Exercise directions:
Only the number is needed: how many lines of the records include "ylabel"?

Extracted data entries:
--- START ---
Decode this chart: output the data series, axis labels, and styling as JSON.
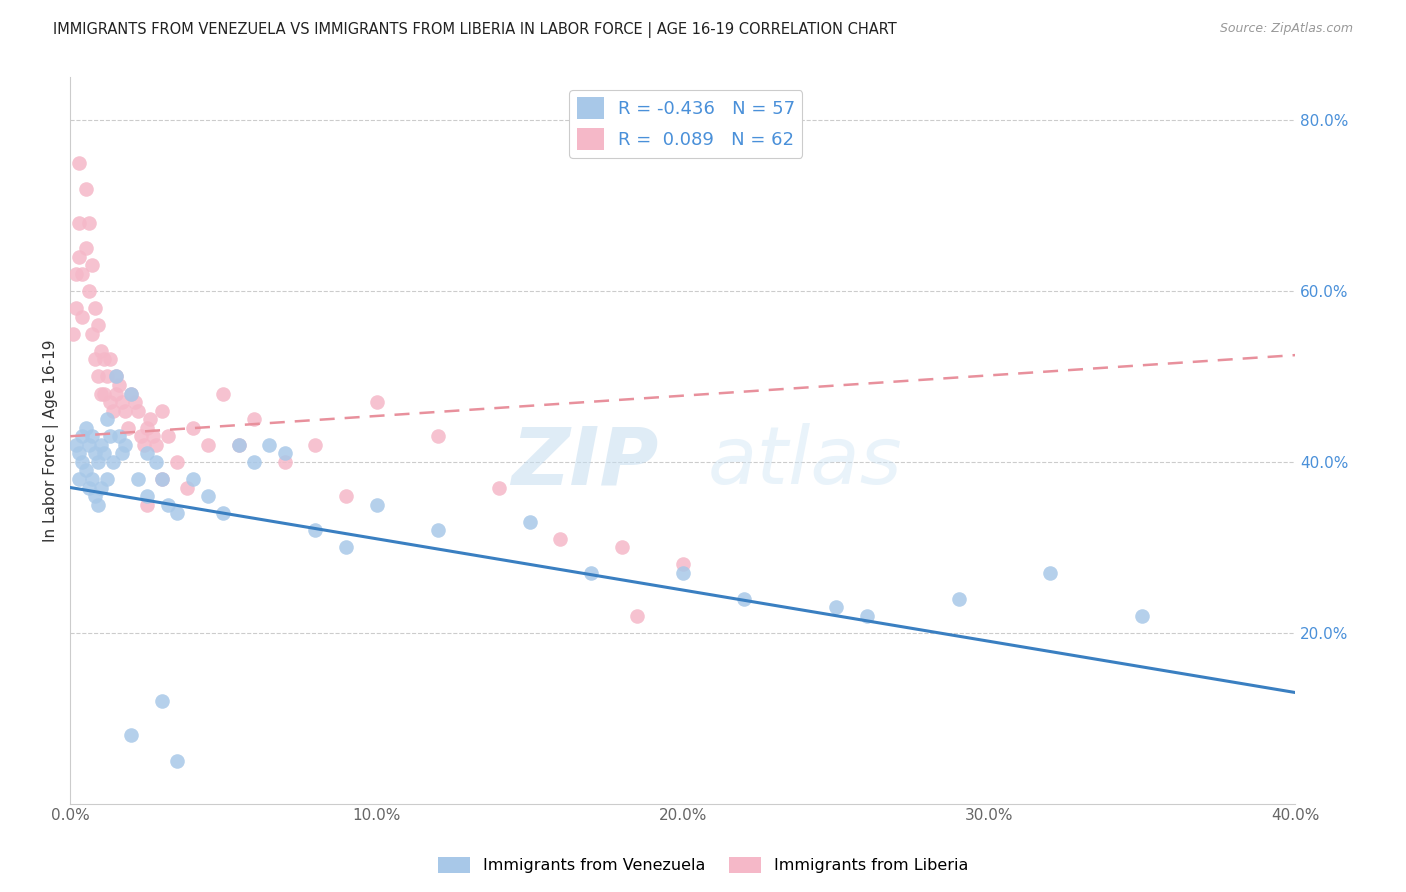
{
  "title": "IMMIGRANTS FROM VENEZUELA VS IMMIGRANTS FROM LIBERIA IN LABOR FORCE | AGE 16-19 CORRELATION CHART",
  "source": "Source: ZipAtlas.com",
  "ylabel": "In Labor Force | Age 16-19",
  "xlim": [
    0.0,
    0.4
  ],
  "ylim": [
    0.0,
    0.85
  ],
  "xticks": [
    0.0,
    0.1,
    0.2,
    0.3,
    0.4
  ],
  "yticks_right": [
    0.2,
    0.4,
    0.6,
    0.8
  ],
  "legend_r_venezuela": "-0.436",
  "legend_n_venezuela": "57",
  "legend_r_liberia": "0.089",
  "legend_n_liberia": "62",
  "color_venezuela": "#a8c8e8",
  "color_liberia": "#f5b8c8",
  "color_trendline_venezuela": "#3a7fc1",
  "color_trendline_liberia": "#e8909c",
  "watermark_zip": "ZIP",
  "watermark_atlas": "atlas",
  "trendline_ven_x0": 0.0,
  "trendline_ven_y0": 0.37,
  "trendline_ven_x1": 0.4,
  "trendline_ven_y1": 0.13,
  "trendline_lib_x0": 0.0,
  "trendline_lib_y0": 0.43,
  "trendline_lib_x1": 0.4,
  "trendline_lib_y1": 0.525,
  "venezuela_scatter_x": [
    0.002,
    0.003,
    0.003,
    0.004,
    0.004,
    0.005,
    0.005,
    0.006,
    0.006,
    0.007,
    0.007,
    0.008,
    0.008,
    0.009,
    0.009,
    0.01,
    0.01,
    0.011,
    0.012,
    0.012,
    0.013,
    0.014,
    0.015,
    0.016,
    0.017,
    0.018,
    0.02,
    0.022,
    0.025,
    0.025,
    0.028,
    0.03,
    0.032,
    0.035,
    0.04,
    0.045,
    0.05,
    0.055,
    0.06,
    0.065,
    0.07,
    0.08,
    0.09,
    0.1,
    0.12,
    0.15,
    0.17,
    0.2,
    0.22,
    0.25,
    0.26,
    0.29,
    0.32,
    0.35,
    0.02,
    0.03,
    0.035
  ],
  "venezuela_scatter_y": [
    0.42,
    0.41,
    0.38,
    0.43,
    0.4,
    0.44,
    0.39,
    0.42,
    0.37,
    0.43,
    0.38,
    0.41,
    0.36,
    0.4,
    0.35,
    0.42,
    0.37,
    0.41,
    0.45,
    0.38,
    0.43,
    0.4,
    0.5,
    0.43,
    0.41,
    0.42,
    0.48,
    0.38,
    0.41,
    0.36,
    0.4,
    0.38,
    0.35,
    0.34,
    0.38,
    0.36,
    0.34,
    0.42,
    0.4,
    0.42,
    0.41,
    0.32,
    0.3,
    0.35,
    0.32,
    0.33,
    0.27,
    0.27,
    0.24,
    0.23,
    0.22,
    0.24,
    0.27,
    0.22,
    0.08,
    0.12,
    0.05
  ],
  "liberia_scatter_x": [
    0.001,
    0.002,
    0.002,
    0.003,
    0.003,
    0.004,
    0.004,
    0.005,
    0.005,
    0.006,
    0.006,
    0.007,
    0.007,
    0.008,
    0.008,
    0.009,
    0.009,
    0.01,
    0.01,
    0.011,
    0.011,
    0.012,
    0.013,
    0.013,
    0.014,
    0.015,
    0.015,
    0.016,
    0.017,
    0.018,
    0.019,
    0.02,
    0.021,
    0.022,
    0.023,
    0.024,
    0.025,
    0.026,
    0.027,
    0.028,
    0.03,
    0.032,
    0.035,
    0.038,
    0.04,
    0.045,
    0.05,
    0.055,
    0.06,
    0.07,
    0.08,
    0.09,
    0.1,
    0.12,
    0.14,
    0.16,
    0.18,
    0.2,
    0.025,
    0.03,
    0.185,
    0.003
  ],
  "liberia_scatter_y": [
    0.55,
    0.62,
    0.58,
    0.68,
    0.64,
    0.62,
    0.57,
    0.72,
    0.65,
    0.68,
    0.6,
    0.63,
    0.55,
    0.58,
    0.52,
    0.56,
    0.5,
    0.53,
    0.48,
    0.52,
    0.48,
    0.5,
    0.47,
    0.52,
    0.46,
    0.5,
    0.48,
    0.49,
    0.47,
    0.46,
    0.44,
    0.48,
    0.47,
    0.46,
    0.43,
    0.42,
    0.44,
    0.45,
    0.43,
    0.42,
    0.46,
    0.43,
    0.4,
    0.37,
    0.44,
    0.42,
    0.48,
    0.42,
    0.45,
    0.4,
    0.42,
    0.36,
    0.47,
    0.43,
    0.37,
    0.31,
    0.3,
    0.28,
    0.35,
    0.38,
    0.22,
    0.75
  ]
}
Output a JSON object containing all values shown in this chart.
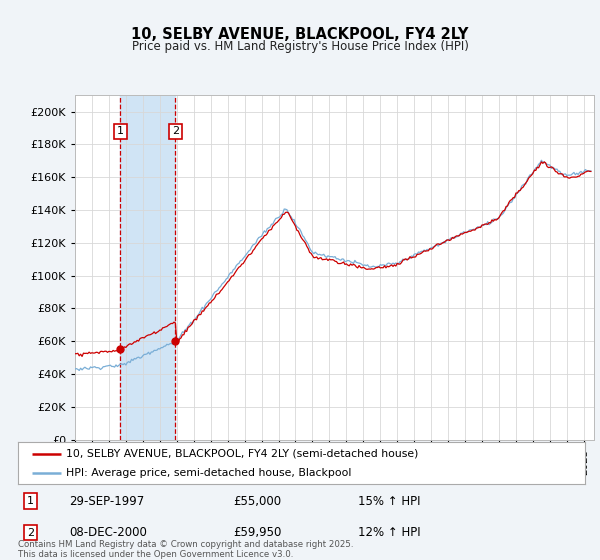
{
  "title": "10, SELBY AVENUE, BLACKPOOL, FY4 2LY",
  "subtitle": "Price paid vs. HM Land Registry's House Price Index (HPI)",
  "red_label": "10, SELBY AVENUE, BLACKPOOL, FY4 2LY (semi-detached house)",
  "blue_label": "HPI: Average price, semi-detached house, Blackpool",
  "footnote": "Contains HM Land Registry data © Crown copyright and database right 2025.\nThis data is licensed under the Open Government Licence v3.0.",
  "purchase1_date": "29-SEP-1997",
  "purchase1_price": 55000,
  "purchase1_hpi": "15% ↑ HPI",
  "purchase2_date": "08-DEC-2000",
  "purchase2_price": 59950,
  "purchase2_hpi": "12% ↑ HPI",
  "ylim_max": 210000,
  "background_color": "#f0f4f8",
  "plot_bg_color": "#ffffff",
  "red_color": "#cc0000",
  "blue_color": "#7aaed6",
  "vline_color": "#cc0000",
  "shade_color": "#d0e4f5",
  "box1_edge": "#cc0000",
  "box2_edge": "#cc0000"
}
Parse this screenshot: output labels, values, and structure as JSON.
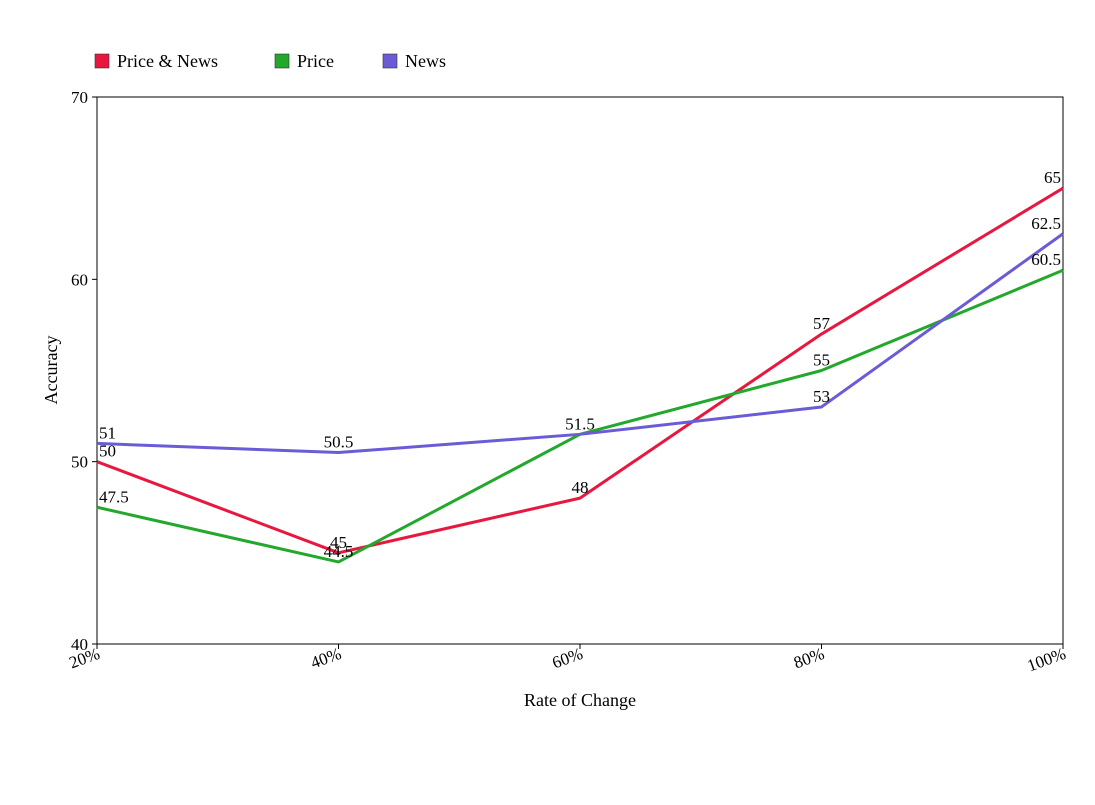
{
  "chart_data": {
    "type": "line",
    "categories": [
      "20%",
      "40%",
      "60%",
      "80%",
      "100%"
    ],
    "series": [
      {
        "name": "Price & News",
        "color": "#e8173f",
        "values": [
          50,
          45,
          48,
          57,
          65
        ]
      },
      {
        "name": "Price",
        "color": "#22a82c",
        "values": [
          47.5,
          44.5,
          51.5,
          55,
          60.5
        ]
      },
      {
        "name": "News",
        "color": "#6a5cd6",
        "values": [
          51,
          50.5,
          51.5,
          53,
          62.5
        ]
      }
    ],
    "data_labels": [
      {
        "series": 0,
        "index": 0,
        "text": "50"
      },
      {
        "series": 0,
        "index": 1,
        "text": "45"
      },
      {
        "series": 0,
        "index": 2,
        "text": "48"
      },
      {
        "series": 0,
        "index": 3,
        "text": "57"
      },
      {
        "series": 0,
        "index": 4,
        "text": "65"
      },
      {
        "series": 1,
        "index": 0,
        "text": "47.5"
      },
      {
        "series": 1,
        "index": 1,
        "text": "44.5"
      },
      {
        "series": 1,
        "index": 2,
        "text": "51.5"
      },
      {
        "series": 1,
        "index": 3,
        "text": "55"
      },
      {
        "series": 1,
        "index": 4,
        "text": "60.5"
      },
      {
        "series": 2,
        "index": 0,
        "text": "51"
      },
      {
        "series": 2,
        "index": 1,
        "text": "50.5"
      },
      {
        "series": 2,
        "index": 3,
        "text": "53"
      },
      {
        "series": 2,
        "index": 4,
        "text": "62.5"
      }
    ],
    "title": "",
    "xlabel": "Rate of Change",
    "ylabel": "Accuracy",
    "ylim": [
      40,
      70
    ],
    "yticks": [
      "40",
      "50",
      "60",
      "70"
    ],
    "grid": false,
    "legend_position": "top-left"
  }
}
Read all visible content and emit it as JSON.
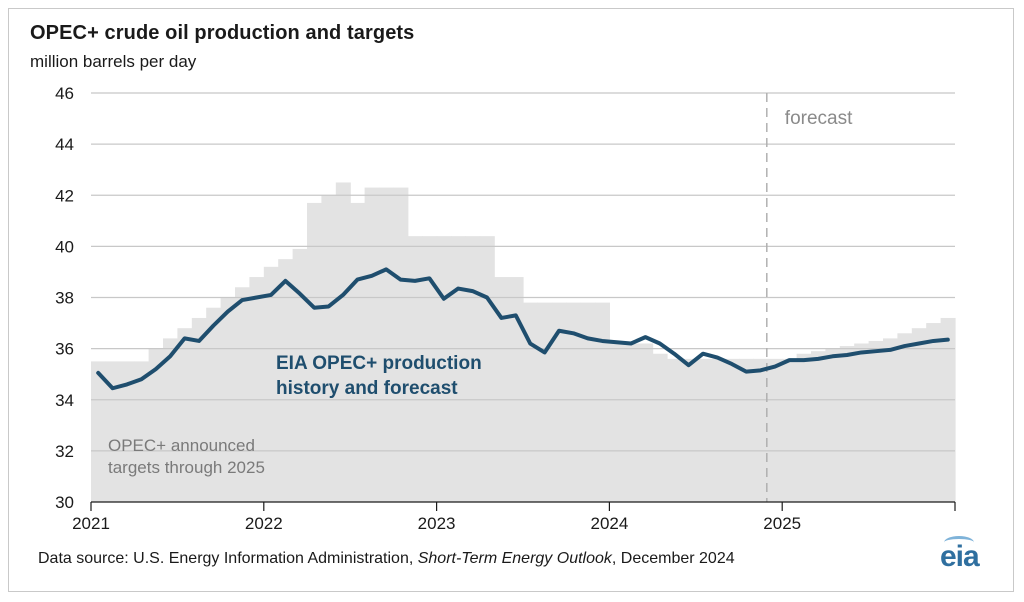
--- END ---
Exercise result:
2